- Work to be completed
Your task is to print all of the material verbatim.

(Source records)
● ● ● ● ● ● ●
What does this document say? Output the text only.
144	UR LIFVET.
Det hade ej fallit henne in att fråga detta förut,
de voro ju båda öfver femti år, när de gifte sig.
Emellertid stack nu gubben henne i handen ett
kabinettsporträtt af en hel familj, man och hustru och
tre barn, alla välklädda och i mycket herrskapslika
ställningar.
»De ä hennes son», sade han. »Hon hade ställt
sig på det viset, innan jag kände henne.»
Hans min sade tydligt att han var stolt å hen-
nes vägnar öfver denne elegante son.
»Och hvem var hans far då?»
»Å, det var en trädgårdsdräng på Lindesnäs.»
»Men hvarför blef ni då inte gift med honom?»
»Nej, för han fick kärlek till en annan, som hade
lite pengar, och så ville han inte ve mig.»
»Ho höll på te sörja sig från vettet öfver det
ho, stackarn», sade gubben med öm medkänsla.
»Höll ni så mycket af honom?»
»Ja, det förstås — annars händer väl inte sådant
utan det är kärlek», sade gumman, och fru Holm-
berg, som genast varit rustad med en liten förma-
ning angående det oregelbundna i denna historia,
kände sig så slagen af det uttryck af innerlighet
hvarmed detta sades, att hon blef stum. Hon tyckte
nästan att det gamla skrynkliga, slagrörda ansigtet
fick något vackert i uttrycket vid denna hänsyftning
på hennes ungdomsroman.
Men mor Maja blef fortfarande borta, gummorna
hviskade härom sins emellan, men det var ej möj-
● ● ● ● ● ● ●
- Solved exercise
What does this document say? Output the text only.
144	UR LIFVET.
Det hade ej fallit henne in att fråga detta förut,
de voro ju båda öfver femti år, när de gifte sig.
Emellertid stack nu gubben henne i handen ett
kabinettsporträtt af en hel familj, man och hustru och
tre barn, alla välklädda och i mycket herrskapslika
ställningar.
»De ä hennes son», sade han. »Hon hade ställt
sig på det viset, innan jag kände henne.»
Hans min sade tydligt att han var stolt å hen-
nes vägnar öfver denne elegante son.
»Och hvem var hans far då?»
»Å, det var en trädgårdsdräng på Lindesnäs.»
»Men hvarför blef ni då inte gift med honom?»
»Nej, för han fick kärlek till en annan, som hade
lite pengar, och så ville han inte ve mig.»
»Ho höll på te sörja sig från vettet öfver det
ho, stackarn», sade gubben med öm medkänsla.
»Höll ni så mycket af honom?»
»Ja, det förstås — annars händer väl inte sådant
utan det är kärlek», sade gumman, och fru Holm-
berg, som genast varit rustad med en liten förma-
ning angående det oregelbundna i denna historia,
kände sig så slagen af det uttryck af innerlighet
hvarmed detta sades, att hon blef stum. Hon tyckte
nästan att det gamla skrynkliga, slagrörda ansigtet
fick något vackert i uttrycket vid denna hänsyftning
på hennes ungdomsroman.
Men mor Maja blef fortfarande borta, gummorna
hviskade härom sins emellan, men det var ej möj-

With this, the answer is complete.